Your objective
Go through the listing and copy each line with the string "name".

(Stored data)

====

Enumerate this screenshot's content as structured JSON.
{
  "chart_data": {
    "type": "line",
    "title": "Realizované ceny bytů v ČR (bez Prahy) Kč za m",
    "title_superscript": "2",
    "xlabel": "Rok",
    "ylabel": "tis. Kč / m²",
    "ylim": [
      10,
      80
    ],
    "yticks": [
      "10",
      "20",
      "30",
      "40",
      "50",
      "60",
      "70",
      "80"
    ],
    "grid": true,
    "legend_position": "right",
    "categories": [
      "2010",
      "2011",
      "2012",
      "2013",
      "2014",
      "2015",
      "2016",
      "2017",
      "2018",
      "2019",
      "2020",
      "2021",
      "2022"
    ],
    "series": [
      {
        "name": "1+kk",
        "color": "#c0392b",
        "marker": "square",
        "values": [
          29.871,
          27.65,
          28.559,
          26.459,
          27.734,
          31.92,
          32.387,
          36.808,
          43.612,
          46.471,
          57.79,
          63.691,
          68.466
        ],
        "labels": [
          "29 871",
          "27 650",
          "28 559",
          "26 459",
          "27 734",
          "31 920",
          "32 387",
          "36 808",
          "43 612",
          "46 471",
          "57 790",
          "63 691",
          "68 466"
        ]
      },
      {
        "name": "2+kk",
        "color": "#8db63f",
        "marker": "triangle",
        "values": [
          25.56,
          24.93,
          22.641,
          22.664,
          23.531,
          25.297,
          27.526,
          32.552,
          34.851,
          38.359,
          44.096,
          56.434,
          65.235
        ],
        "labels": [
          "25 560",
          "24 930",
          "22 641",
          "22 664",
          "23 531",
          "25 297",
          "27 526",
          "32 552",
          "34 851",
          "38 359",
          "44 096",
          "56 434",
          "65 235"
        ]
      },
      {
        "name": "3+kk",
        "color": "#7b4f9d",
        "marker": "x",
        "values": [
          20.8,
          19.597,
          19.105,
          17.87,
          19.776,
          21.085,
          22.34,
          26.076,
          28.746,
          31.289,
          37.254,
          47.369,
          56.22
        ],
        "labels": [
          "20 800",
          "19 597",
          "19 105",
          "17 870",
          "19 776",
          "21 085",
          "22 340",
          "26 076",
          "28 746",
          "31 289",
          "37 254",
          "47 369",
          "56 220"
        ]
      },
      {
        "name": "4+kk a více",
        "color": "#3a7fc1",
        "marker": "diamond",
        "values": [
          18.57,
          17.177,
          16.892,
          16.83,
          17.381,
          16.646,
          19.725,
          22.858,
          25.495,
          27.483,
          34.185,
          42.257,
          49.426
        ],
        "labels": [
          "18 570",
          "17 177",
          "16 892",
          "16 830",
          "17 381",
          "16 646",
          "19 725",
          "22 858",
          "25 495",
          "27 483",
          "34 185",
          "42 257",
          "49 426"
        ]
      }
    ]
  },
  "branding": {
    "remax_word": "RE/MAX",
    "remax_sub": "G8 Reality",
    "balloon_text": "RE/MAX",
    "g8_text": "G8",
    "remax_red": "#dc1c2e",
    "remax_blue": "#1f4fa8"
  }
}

====

Answer to this problem
        "name": "1+kk",
        "name": "2+kk",
        "name": "3+kk",
        "name": "4+kk a více",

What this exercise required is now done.